TASK DESCRIPTION:
Lines that include the word "Theory" are the ones to copy.

LISTED RECORDS:
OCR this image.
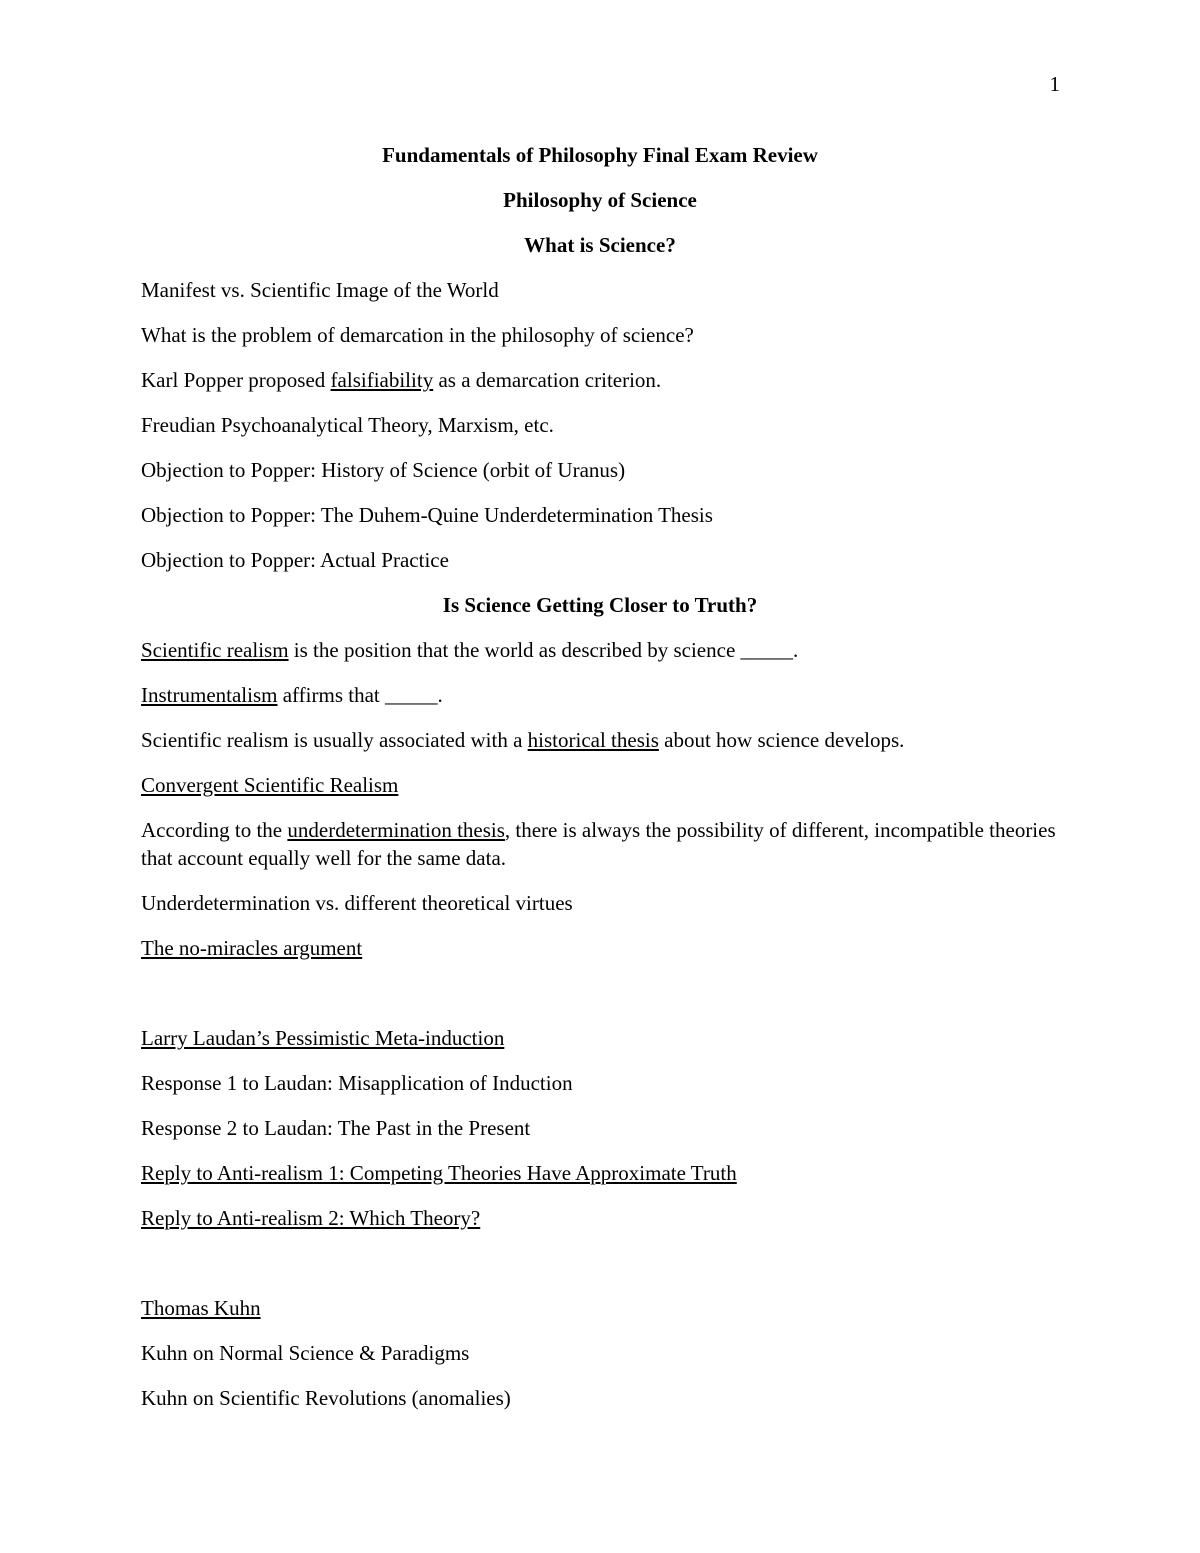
1

Fundamentals of Philosophy Final Exam Review

Philosophy of Science

What is Science?

Manifest vs. Scientific Image of the World

What is the problem of demarcation in the philosophy of science?

Karl Popper proposed falsifiability as a demarcation criterion.

Freudian Psychoanalytical Theory, Marxism, etc.

Objection to Popper: History of Science (orbit of Uranus)

Objection to Popper: The Duhem-Quine Underdetermination Thesis

Objection to Popper: Actual Practice

Is Science Getting Closer to Truth?

Scientific realism is the position that the world as described by science _____.

Instrumentalism affirms that _____.

Scientific realism is usually associated with a historical thesis about how science develops.

Convergent Scientific Realism

According to the underdetermination thesis, there is always the possibility of different, incompatible theories that account equally well for the same data.

Underdetermination vs. different theoretical virtues

The no-miracles argument

Larry Laudan’s Pessimistic Meta-induction

Response 1 to Laudan: Misapplication of Induction

Response 2 to Laudan: The Past in the Present

Reply to Anti-realism 1: Competing Theories Have Approximate Truth

Reply to Anti-realism 2: Which Theory?

Thomas Kuhn

Kuhn on Normal Science & Paradigms

Kuhn on Scientific Revolutions (anomalies)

RESULT OF THE TASK:
Freudian Psychoanalytical Theory, Marxism, etc.
Reply to Anti-realism 2: Which Theory?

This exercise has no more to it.